• **PROVIDED MATERIAL**:
···
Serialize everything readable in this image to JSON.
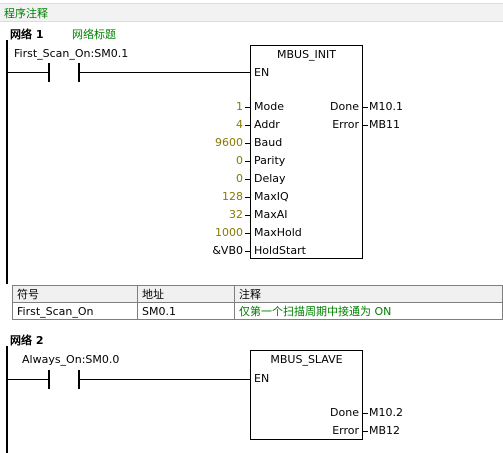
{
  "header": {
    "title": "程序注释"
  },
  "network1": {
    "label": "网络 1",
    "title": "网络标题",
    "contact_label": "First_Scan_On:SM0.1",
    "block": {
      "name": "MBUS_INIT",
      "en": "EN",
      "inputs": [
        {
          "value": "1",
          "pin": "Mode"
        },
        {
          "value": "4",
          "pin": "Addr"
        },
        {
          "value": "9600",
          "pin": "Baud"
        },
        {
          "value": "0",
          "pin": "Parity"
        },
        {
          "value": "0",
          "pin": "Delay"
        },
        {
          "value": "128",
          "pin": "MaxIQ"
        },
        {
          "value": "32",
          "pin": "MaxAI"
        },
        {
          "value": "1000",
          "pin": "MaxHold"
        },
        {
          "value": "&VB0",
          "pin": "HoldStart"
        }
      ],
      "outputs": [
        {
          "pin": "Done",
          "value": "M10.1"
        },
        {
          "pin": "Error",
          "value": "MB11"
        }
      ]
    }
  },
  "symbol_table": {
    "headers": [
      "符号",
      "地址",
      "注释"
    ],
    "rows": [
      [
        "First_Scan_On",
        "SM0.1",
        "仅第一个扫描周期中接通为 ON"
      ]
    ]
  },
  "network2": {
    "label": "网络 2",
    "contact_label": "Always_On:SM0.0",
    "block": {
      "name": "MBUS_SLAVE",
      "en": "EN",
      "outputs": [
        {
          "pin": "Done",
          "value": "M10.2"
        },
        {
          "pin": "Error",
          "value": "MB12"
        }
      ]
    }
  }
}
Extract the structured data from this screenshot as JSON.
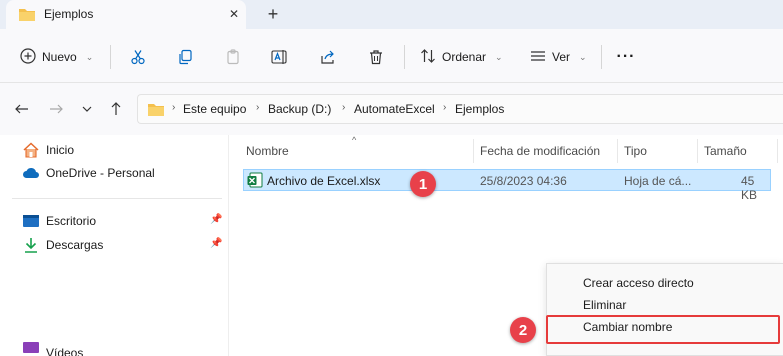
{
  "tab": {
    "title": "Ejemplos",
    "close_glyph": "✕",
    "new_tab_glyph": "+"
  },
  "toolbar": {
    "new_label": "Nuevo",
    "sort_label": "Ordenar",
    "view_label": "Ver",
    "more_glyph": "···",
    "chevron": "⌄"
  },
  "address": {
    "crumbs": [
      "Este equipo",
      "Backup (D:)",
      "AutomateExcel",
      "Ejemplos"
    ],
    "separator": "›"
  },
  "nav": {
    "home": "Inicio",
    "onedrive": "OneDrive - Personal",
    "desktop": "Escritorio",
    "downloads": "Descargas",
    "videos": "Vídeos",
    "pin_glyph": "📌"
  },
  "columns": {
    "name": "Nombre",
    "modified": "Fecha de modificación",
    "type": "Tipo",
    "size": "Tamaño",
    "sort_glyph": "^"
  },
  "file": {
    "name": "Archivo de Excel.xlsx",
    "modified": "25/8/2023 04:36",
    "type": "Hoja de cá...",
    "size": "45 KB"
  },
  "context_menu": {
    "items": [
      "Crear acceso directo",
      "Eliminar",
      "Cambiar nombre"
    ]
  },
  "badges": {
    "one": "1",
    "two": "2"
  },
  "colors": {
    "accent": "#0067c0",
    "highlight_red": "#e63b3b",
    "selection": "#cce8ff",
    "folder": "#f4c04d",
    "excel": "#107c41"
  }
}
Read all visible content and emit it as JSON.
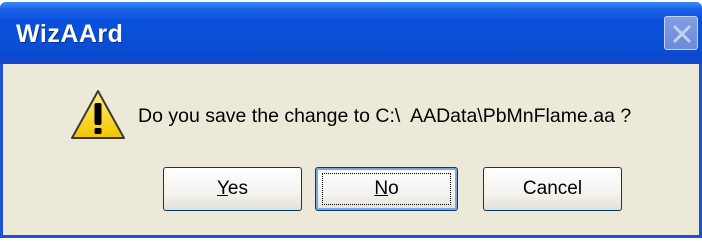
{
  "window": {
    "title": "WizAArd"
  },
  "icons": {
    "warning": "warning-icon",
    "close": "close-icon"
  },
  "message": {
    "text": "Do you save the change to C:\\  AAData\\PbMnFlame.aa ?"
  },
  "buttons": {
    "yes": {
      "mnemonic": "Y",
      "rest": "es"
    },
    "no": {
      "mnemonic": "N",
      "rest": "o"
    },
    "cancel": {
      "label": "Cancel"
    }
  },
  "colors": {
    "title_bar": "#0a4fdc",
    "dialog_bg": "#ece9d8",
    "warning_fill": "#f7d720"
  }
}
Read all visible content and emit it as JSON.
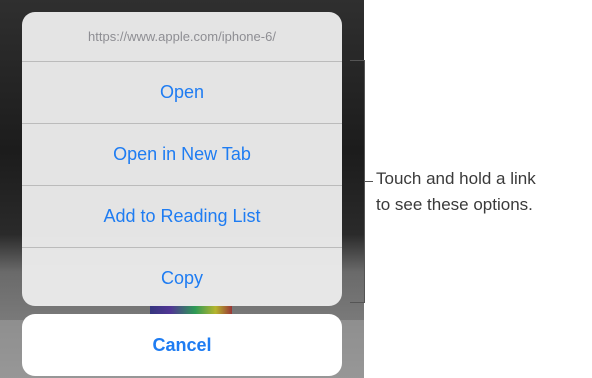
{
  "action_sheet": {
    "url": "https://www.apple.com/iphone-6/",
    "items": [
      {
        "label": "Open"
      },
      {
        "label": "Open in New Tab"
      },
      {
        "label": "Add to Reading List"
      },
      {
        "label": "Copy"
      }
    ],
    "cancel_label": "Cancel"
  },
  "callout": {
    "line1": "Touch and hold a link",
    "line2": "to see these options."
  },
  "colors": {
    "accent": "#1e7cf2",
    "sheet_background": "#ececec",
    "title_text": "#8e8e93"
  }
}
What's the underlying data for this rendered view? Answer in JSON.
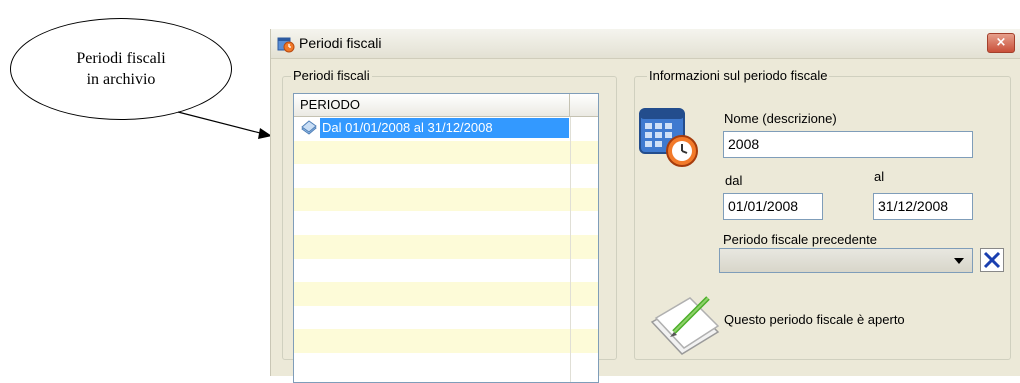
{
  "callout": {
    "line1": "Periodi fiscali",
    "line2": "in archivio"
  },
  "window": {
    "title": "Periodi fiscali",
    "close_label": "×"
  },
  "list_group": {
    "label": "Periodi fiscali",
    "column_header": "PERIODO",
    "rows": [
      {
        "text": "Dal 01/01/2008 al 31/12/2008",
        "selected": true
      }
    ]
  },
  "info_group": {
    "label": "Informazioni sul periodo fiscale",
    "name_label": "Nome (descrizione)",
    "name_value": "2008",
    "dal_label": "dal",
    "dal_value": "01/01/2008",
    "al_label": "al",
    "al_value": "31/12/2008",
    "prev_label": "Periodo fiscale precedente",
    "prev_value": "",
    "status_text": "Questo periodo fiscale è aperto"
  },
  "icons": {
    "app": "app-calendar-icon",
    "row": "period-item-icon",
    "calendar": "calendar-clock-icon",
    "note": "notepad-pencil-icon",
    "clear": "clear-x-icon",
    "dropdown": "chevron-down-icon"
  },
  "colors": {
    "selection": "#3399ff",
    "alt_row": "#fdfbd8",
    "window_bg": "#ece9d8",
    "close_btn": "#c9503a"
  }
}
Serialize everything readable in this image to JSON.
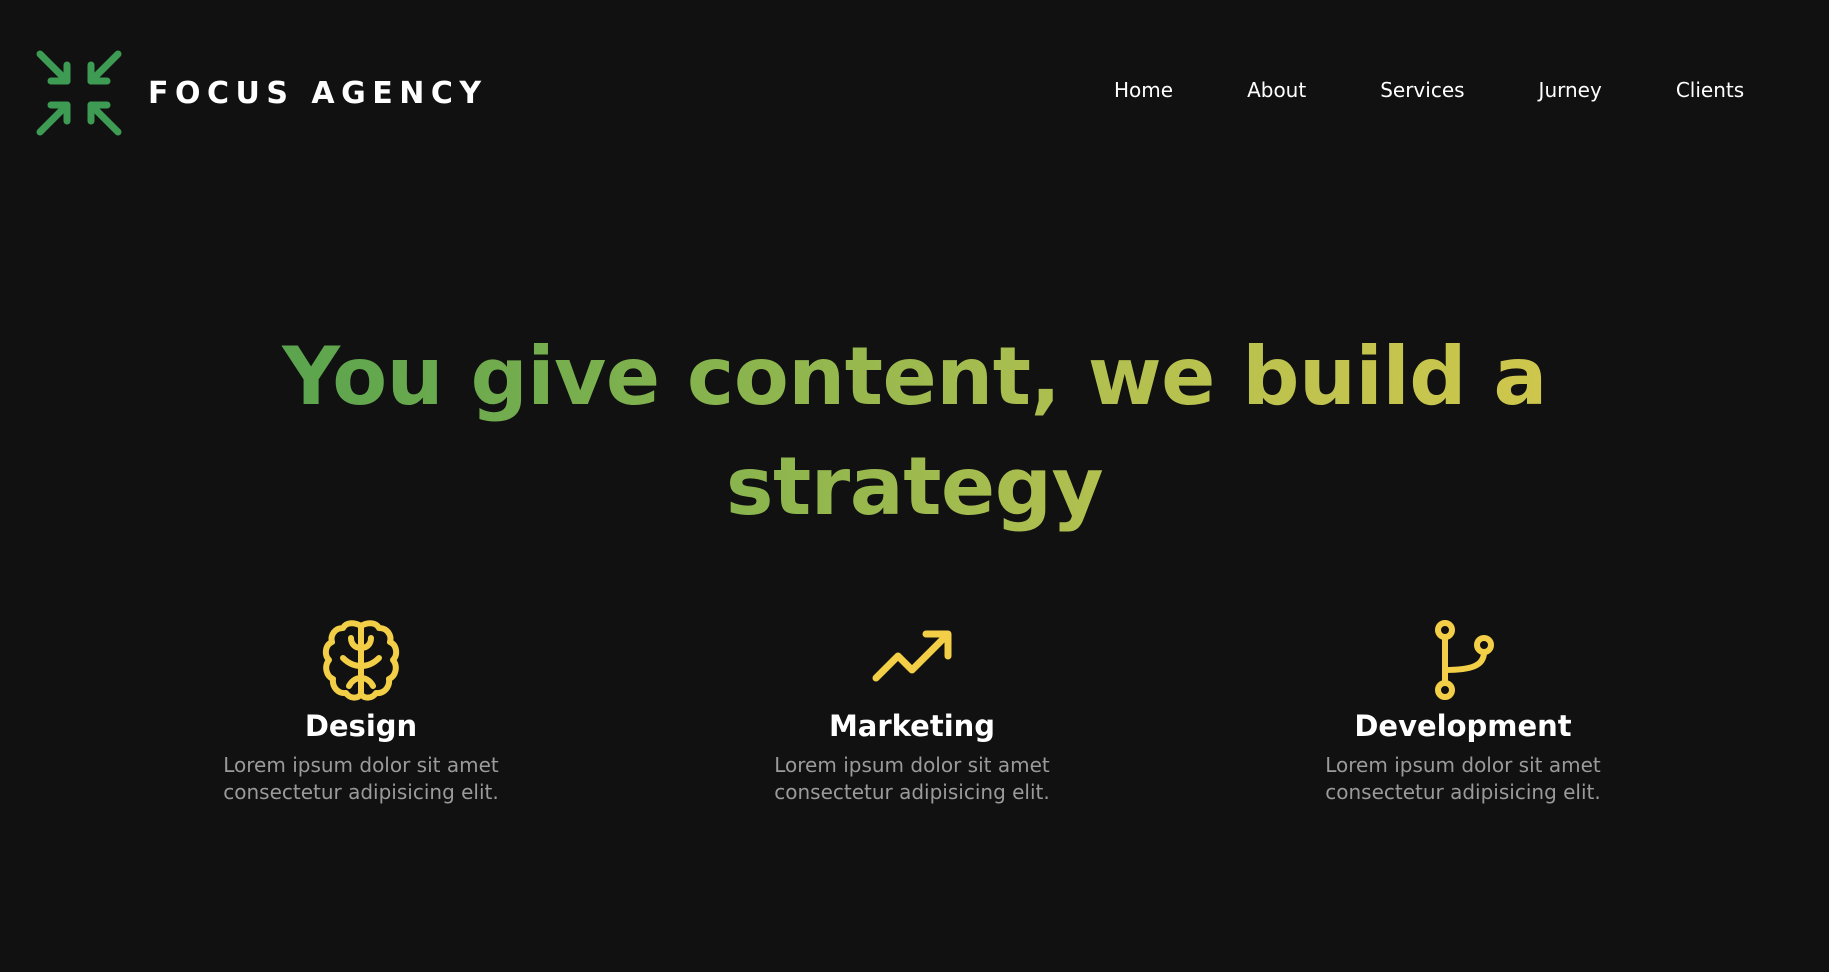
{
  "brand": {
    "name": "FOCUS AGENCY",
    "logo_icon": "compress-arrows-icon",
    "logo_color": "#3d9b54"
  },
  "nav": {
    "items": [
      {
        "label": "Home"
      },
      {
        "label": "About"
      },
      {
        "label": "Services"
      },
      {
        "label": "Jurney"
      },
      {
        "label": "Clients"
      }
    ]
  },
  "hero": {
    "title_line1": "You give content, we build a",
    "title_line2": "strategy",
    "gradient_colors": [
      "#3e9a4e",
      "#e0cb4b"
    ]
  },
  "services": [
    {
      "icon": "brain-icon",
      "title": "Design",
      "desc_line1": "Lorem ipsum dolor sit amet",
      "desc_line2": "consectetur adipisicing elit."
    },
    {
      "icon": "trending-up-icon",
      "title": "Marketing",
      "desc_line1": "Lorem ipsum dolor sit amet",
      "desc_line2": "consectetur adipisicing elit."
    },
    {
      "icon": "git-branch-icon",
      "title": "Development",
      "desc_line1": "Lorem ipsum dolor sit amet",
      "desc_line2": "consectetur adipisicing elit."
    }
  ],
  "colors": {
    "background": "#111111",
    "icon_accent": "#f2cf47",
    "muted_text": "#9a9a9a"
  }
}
···
• **WHAT IS BEING ASKED**: Transcribe all entries above exactly. Drop the pictures.

• **RESPONSE**:
Serialize everything readable in this image to JSON.
{
  "header": {
    "title": "程序注释"
  },
  "network1": {
    "label": "网络 1",
    "title": "网络标题",
    "contact_label": "First_Scan_On:SM0.1",
    "block": {
      "name": "MBUS_INIT",
      "en": "EN",
      "inputs": [
        {
          "value": "1",
          "pin": "Mode"
        },
        {
          "value": "4",
          "pin": "Addr"
        },
        {
          "value": "9600",
          "pin": "Baud"
        },
        {
          "value": "0",
          "pin": "Parity"
        },
        {
          "value": "0",
          "pin": "Delay"
        },
        {
          "value": "128",
          "pin": "MaxIQ"
        },
        {
          "value": "32",
          "pin": "MaxAI"
        },
        {
          "value": "1000",
          "pin": "MaxHold"
        },
        {
          "value": "&VB0",
          "pin": "HoldStart"
        }
      ],
      "outputs": [
        {
          "pin": "Done",
          "value": "M10.1"
        },
        {
          "pin": "Error",
          "value": "MB11"
        }
      ]
    }
  },
  "symbol_table": {
    "headers": [
      "符号",
      "地址",
      "注释"
    ],
    "rows": [
      [
        "First_Scan_On",
        "SM0.1",
        "仅第一个扫描周期中接通为 ON"
      ]
    ]
  },
  "network2": {
    "label": "网络 2",
    "contact_label": "Always_On:SM0.0",
    "block": {
      "name": "MBUS_SLAVE",
      "en": "EN",
      "outputs": [
        {
          "pin": "Done",
          "value": "M10.2"
        },
        {
          "pin": "Error",
          "value": "MB12"
        }
      ]
    }
  }
}
Extract the structured data from this screenshot as JSON.
{
  "tab": {
    "title": "Ejemplos",
    "close_glyph": "✕",
    "new_tab_glyph": "+"
  },
  "toolbar": {
    "new_label": "Nuevo",
    "sort_label": "Ordenar",
    "view_label": "Ver",
    "more_glyph": "···",
    "chevron": "⌄"
  },
  "address": {
    "crumbs": [
      "Este equipo",
      "Backup (D:)",
      "AutomateExcel",
      "Ejemplos"
    ],
    "separator": "›"
  },
  "nav": {
    "home": "Inicio",
    "onedrive": "OneDrive - Personal",
    "desktop": "Escritorio",
    "downloads": "Descargas",
    "videos": "Vídeos",
    "pin_glyph": "📌"
  },
  "columns": {
    "name": "Nombre",
    "modified": "Fecha de modificación",
    "type": "Tipo",
    "size": "Tamaño",
    "sort_glyph": "^"
  },
  "file": {
    "name": "Archivo de Excel.xlsx",
    "modified": "25/8/2023 04:36",
    "type": "Hoja de cá...",
    "size": "45 KB"
  },
  "context_menu": {
    "items": [
      "Crear acceso directo",
      "Eliminar",
      "Cambiar nombre"
    ]
  },
  "badges": {
    "one": "1",
    "two": "2"
  },
  "colors": {
    "accent": "#0067c0",
    "highlight_red": "#e63b3b",
    "selection": "#cce8ff",
    "folder": "#f4c04d",
    "excel": "#107c41"
  }
}
Read all visible content and emit it as JSON.
{
  "window": {
    "title": "WizAArd"
  },
  "icons": {
    "warning": "warning-icon",
    "close": "close-icon"
  },
  "message": {
    "text": "Do you save the change to C:\\  AAData\\PbMnFlame.aa ?"
  },
  "buttons": {
    "yes": {
      "mnemonic": "Y",
      "rest": "es"
    },
    "no": {
      "mnemonic": "N",
      "rest": "o"
    },
    "cancel": {
      "label": "Cancel"
    }
  },
  "colors": {
    "title_bar": "#0a4fdc",
    "dialog_bg": "#ece9d8",
    "warning_fill": "#f7d720"
  }
}
Read all visible content and emit it as JSON.
{
  "action_sheet": {
    "url": "https://www.apple.com/iphone-6/",
    "items": [
      {
        "label": "Open"
      },
      {
        "label": "Open in New Tab"
      },
      {
        "label": "Add to Reading List"
      },
      {
        "label": "Copy"
      }
    ],
    "cancel_label": "Cancel"
  },
  "callout": {
    "line1": "Touch and hold a link",
    "line2": "to see these options."
  },
  "colors": {
    "accent": "#1e7cf2",
    "sheet_background": "#ececec",
    "title_text": "#8e8e93"
  }
}
What's the underlying data for this rendered view? Answer in JSON.
{
  "callout": {
    "line1": "Periodi fiscali",
    "line2": "in archivio"
  },
  "window": {
    "title": "Periodi fiscali",
    "close_label": "×"
  },
  "list_group": {
    "label": "Periodi fiscali",
    "column_header": "PERIODO",
    "rows": [
      {
        "text": "Dal 01/01/2008 al 31/12/2008",
        "selected": true
      }
    ]
  },
  "info_group": {
    "label": "Informazioni sul periodo fiscale",
    "name_label": "Nome (descrizione)",
    "name_value": "2008",
    "dal_label": "dal",
    "dal_value": "01/01/2008",
    "al_label": "al",
    "al_value": "31/12/2008",
    "prev_label": "Periodo fiscale precedente",
    "prev_value": "",
    "status_text": "Questo periodo fiscale è aperto"
  },
  "icons": {
    "app": "app-calendar-icon",
    "row": "period-item-icon",
    "calendar": "calendar-clock-icon",
    "note": "notepad-pencil-icon",
    "clear": "clear-x-icon",
    "dropdown": "chevron-down-icon"
  },
  "colors": {
    "selection": "#3399ff",
    "alt_row": "#fdfbd8",
    "window_bg": "#ece9d8",
    "close_btn": "#c9503a"
  }
}
Serialize everything readable in this image to JSON.
{
  "brand": {
    "name": "FOCUS AGENCY",
    "logo_icon": "compress-arrows-icon",
    "logo_color": "#3d9b54"
  },
  "nav": {
    "items": [
      {
        "label": "Home"
      },
      {
        "label": "About"
      },
      {
        "label": "Services"
      },
      {
        "label": "Jurney"
      },
      {
        "label": "Clients"
      }
    ]
  },
  "hero": {
    "title_line1": "You give content, we build a",
    "title_line2": "strategy",
    "gradient_colors": [
      "#3e9a4e",
      "#e0cb4b"
    ]
  },
  "services": [
    {
      "icon": "brain-icon",
      "title": "Design",
      "desc_line1": "Lorem ipsum dolor sit amet",
      "desc_line2": "consectetur adipisicing elit."
    },
    {
      "icon": "trending-up-icon",
      "title": "Marketing",
      "desc_line1": "Lorem ipsum dolor sit amet",
      "desc_line2": "consectetur adipisicing elit."
    },
    {
      "icon": "git-branch-icon",
      "title": "Development",
      "desc_line1": "Lorem ipsum dolor sit amet",
      "desc_line2": "consectetur adipisicing elit."
    }
  ],
  "colors": {
    "background": "#111111",
    "icon_accent": "#f2cf47",
    "muted_text": "#9a9a9a"
  }
}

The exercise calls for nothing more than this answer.